## Collected data:

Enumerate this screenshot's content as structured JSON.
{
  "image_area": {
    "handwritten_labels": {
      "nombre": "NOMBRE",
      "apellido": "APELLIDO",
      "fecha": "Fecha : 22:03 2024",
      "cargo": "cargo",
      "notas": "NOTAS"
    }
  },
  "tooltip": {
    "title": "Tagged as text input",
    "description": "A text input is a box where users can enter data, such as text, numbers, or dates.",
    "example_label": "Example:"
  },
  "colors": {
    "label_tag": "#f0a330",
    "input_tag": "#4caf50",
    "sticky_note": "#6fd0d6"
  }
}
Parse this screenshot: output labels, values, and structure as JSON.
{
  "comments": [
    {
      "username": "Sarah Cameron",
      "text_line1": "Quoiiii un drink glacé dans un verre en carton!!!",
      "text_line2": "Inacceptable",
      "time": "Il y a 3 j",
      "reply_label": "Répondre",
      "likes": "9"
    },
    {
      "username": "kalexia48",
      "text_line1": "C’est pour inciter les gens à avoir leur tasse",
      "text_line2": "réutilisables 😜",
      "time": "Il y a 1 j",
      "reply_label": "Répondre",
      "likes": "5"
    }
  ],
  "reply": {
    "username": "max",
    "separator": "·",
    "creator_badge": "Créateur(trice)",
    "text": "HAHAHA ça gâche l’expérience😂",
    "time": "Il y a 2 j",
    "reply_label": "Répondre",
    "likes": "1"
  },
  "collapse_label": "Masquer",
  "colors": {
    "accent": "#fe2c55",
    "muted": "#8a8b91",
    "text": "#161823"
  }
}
--
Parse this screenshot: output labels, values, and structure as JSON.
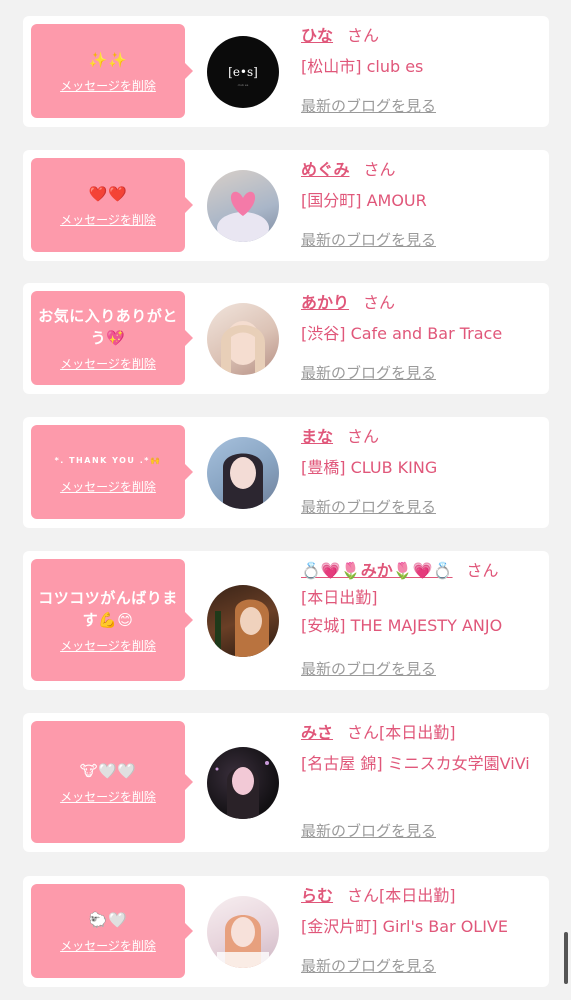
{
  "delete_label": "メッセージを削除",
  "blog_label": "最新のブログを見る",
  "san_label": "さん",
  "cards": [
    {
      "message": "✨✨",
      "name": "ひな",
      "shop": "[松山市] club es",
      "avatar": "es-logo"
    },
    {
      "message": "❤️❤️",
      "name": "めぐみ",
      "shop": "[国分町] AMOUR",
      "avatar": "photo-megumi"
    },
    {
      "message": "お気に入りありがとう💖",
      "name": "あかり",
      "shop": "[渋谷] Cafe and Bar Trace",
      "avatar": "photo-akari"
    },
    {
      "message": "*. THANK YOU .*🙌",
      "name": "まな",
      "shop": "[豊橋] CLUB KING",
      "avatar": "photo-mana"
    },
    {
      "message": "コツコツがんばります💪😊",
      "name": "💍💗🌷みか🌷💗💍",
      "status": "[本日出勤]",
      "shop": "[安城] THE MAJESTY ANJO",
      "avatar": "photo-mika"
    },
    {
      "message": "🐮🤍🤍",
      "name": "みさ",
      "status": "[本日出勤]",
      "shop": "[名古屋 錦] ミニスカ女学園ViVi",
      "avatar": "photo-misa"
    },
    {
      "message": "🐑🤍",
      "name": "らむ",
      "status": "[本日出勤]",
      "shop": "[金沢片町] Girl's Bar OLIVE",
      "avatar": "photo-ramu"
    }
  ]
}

## Objective:
Check each line of the entries above for the word "message". List the ones that have it.

## Expected answer:
      "message": "✨✨",
      "message": "❤️❤️",
      "message": "お気に入りありがとう💖",
      "message": "*. THANK YOU .*🙌",
      "message": "コツコツがんばります💪😊",
      "message": "🐮🤍🤍",
      "message": "🐑🤍",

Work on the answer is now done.